PROBLEM: Rewrite the part of the items that opens with the line containing "41, 65, 60]" and closes with the line containing "218, 116, 235]", changing "record-enable-icon" to "arm-record-icon" and keeping everything else the same.
####################
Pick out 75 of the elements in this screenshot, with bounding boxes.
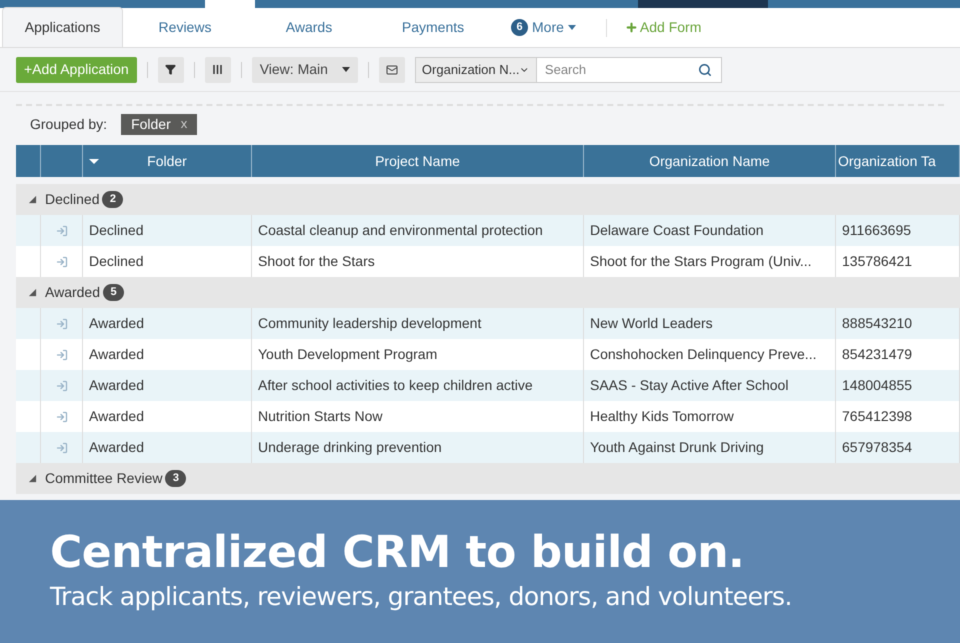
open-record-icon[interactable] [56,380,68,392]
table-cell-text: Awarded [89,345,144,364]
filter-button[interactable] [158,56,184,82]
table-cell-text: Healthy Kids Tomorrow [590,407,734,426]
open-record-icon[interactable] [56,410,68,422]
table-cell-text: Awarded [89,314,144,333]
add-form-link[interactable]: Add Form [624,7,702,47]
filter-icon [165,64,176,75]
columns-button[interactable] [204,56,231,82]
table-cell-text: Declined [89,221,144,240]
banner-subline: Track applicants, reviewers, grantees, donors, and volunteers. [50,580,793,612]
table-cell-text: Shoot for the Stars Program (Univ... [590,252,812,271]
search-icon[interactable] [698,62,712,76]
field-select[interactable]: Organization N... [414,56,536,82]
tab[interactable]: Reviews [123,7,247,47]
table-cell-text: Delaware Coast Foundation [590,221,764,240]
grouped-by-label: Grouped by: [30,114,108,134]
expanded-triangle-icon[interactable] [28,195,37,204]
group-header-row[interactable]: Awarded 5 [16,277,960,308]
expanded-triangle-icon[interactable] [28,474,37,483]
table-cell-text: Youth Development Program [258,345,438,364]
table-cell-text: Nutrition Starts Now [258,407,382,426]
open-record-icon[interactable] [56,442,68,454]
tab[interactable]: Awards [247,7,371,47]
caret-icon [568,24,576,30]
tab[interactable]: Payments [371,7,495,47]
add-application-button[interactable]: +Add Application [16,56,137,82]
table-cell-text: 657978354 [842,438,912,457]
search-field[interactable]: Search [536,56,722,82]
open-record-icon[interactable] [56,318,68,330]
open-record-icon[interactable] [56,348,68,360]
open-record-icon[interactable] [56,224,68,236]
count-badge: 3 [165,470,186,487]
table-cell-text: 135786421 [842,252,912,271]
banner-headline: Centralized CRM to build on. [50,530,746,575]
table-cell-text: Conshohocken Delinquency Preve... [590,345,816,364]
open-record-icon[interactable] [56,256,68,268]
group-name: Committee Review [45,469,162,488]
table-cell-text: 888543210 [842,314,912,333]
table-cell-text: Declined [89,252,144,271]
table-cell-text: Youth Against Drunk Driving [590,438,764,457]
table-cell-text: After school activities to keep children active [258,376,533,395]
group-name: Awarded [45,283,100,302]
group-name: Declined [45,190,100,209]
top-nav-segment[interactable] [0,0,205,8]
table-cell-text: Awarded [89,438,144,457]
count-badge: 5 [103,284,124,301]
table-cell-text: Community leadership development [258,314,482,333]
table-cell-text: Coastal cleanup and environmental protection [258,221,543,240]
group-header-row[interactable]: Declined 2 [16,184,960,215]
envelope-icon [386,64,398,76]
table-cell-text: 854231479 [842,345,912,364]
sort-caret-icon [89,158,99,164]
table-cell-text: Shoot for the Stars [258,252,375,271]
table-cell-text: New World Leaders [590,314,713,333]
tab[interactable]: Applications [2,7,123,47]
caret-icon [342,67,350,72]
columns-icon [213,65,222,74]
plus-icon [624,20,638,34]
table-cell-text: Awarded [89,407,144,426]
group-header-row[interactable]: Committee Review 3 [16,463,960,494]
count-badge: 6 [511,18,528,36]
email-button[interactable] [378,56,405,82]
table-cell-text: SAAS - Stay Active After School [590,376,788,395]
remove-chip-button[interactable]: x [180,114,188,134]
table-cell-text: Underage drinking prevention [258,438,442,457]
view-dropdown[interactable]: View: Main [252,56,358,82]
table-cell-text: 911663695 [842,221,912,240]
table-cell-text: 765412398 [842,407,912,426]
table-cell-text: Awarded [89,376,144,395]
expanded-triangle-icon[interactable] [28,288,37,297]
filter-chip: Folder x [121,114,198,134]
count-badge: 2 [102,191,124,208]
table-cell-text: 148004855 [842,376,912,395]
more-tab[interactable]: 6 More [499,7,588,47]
####################
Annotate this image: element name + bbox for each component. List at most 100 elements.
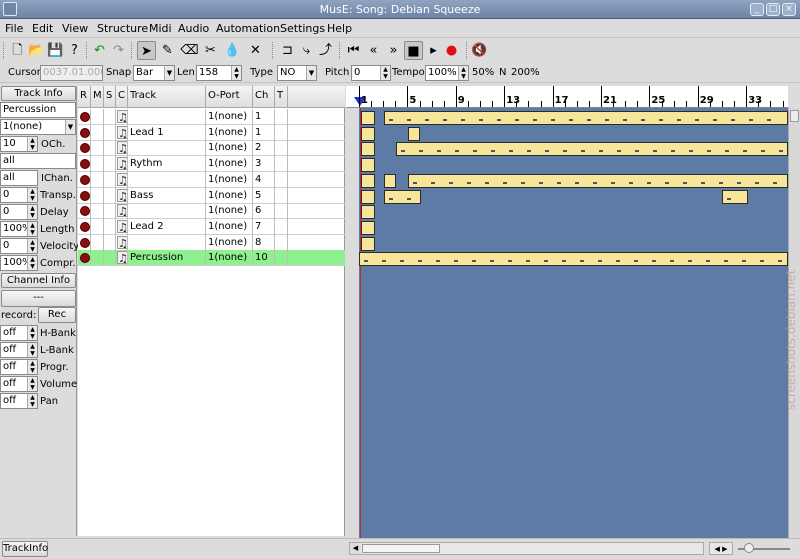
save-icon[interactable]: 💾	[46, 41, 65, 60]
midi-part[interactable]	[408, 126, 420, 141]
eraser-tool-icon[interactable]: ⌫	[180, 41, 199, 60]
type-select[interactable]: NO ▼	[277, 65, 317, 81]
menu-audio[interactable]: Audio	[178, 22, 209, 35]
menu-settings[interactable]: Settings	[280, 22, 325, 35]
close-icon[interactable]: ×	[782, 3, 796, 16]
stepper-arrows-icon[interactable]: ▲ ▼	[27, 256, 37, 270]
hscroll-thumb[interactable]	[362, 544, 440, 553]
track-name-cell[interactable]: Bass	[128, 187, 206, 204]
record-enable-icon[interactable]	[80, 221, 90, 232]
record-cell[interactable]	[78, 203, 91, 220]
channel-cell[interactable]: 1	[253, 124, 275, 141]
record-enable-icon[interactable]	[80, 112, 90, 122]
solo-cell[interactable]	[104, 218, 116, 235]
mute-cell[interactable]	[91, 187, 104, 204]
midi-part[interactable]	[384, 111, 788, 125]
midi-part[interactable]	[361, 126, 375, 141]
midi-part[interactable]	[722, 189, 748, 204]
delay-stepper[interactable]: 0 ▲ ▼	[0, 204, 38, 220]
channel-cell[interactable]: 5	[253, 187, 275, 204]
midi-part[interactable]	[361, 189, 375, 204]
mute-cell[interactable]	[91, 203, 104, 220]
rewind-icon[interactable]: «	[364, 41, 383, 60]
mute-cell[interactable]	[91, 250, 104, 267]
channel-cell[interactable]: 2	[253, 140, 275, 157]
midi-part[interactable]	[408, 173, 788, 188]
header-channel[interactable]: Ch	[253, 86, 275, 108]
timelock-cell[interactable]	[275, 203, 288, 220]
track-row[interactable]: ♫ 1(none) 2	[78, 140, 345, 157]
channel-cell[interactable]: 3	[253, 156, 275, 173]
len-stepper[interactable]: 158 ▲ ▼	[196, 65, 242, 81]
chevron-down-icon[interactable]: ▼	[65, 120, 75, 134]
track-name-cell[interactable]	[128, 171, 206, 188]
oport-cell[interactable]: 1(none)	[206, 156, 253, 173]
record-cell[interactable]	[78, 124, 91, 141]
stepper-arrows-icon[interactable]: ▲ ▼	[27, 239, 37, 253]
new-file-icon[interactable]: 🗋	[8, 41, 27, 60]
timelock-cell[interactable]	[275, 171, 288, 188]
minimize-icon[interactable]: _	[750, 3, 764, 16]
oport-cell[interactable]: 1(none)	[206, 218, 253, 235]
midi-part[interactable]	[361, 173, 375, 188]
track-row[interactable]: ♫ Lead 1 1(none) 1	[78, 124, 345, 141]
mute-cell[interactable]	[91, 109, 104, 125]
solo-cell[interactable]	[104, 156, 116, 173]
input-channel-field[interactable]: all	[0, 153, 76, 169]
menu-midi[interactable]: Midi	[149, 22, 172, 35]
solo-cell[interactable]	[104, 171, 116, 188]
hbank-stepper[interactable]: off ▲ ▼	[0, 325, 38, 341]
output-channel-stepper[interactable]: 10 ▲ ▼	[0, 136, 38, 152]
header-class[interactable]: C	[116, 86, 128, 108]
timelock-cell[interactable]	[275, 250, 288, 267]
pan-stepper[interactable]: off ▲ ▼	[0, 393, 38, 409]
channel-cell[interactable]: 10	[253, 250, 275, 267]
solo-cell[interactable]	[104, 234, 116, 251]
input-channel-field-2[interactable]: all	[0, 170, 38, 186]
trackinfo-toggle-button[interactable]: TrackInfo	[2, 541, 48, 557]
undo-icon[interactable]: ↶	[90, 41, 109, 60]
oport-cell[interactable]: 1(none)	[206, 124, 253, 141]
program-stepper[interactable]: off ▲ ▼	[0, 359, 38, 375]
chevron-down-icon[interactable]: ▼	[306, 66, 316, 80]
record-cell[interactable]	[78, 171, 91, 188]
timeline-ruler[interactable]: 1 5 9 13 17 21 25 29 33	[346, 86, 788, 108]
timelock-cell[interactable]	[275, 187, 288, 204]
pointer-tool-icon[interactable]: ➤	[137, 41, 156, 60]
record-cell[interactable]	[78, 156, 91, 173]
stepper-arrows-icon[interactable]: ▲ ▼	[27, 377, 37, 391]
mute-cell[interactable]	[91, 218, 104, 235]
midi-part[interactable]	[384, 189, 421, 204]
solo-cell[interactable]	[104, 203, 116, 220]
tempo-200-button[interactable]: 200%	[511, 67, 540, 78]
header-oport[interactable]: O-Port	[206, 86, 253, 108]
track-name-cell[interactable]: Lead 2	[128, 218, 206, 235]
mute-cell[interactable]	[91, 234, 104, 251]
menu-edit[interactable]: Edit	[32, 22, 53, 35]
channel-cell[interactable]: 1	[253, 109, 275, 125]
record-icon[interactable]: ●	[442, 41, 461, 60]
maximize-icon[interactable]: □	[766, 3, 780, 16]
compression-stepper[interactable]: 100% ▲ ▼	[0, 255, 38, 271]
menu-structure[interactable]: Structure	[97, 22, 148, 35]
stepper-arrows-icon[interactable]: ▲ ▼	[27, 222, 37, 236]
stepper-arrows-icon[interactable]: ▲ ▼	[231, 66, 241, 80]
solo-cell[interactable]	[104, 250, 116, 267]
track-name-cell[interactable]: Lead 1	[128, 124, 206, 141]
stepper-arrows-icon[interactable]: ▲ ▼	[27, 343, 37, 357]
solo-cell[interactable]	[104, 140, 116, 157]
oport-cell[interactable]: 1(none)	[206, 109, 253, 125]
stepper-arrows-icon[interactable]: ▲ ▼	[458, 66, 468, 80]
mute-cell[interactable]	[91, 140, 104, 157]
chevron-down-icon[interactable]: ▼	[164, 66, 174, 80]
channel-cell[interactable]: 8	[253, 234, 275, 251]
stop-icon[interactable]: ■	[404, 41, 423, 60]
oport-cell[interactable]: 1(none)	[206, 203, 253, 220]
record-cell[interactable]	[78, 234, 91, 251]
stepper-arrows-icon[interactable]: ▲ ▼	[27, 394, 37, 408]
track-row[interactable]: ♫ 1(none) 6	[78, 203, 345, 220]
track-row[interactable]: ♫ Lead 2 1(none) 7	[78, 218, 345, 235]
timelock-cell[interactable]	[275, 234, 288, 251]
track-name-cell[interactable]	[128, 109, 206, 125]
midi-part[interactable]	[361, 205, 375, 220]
####################
EXERCISE SOLUTION:
save-icon[interactable]: 💾	[46, 41, 65, 60]
midi-part[interactable]	[408, 126, 420, 141]
eraser-tool-icon[interactable]: ⌫	[180, 41, 199, 60]
type-select[interactable]: NO ▼	[277, 65, 317, 81]
menu-audio[interactable]: Audio	[178, 22, 209, 35]
menu-settings[interactable]: Settings	[280, 22, 325, 35]
close-icon[interactable]: ×	[782, 3, 796, 16]
stepper-arrows-icon[interactable]: ▲ ▼	[27, 256, 37, 270]
hscroll-thumb[interactable]	[362, 544, 440, 553]
track-name-cell[interactable]: Bass	[128, 187, 206, 204]
arm-record-icon[interactable]	[80, 221, 90, 232]
record-cell[interactable]	[78, 203, 91, 220]
channel-cell[interactable]: 1	[253, 124, 275, 141]
arm-record-icon[interactable]	[80, 112, 90, 122]
solo-cell[interactable]	[104, 218, 116, 235]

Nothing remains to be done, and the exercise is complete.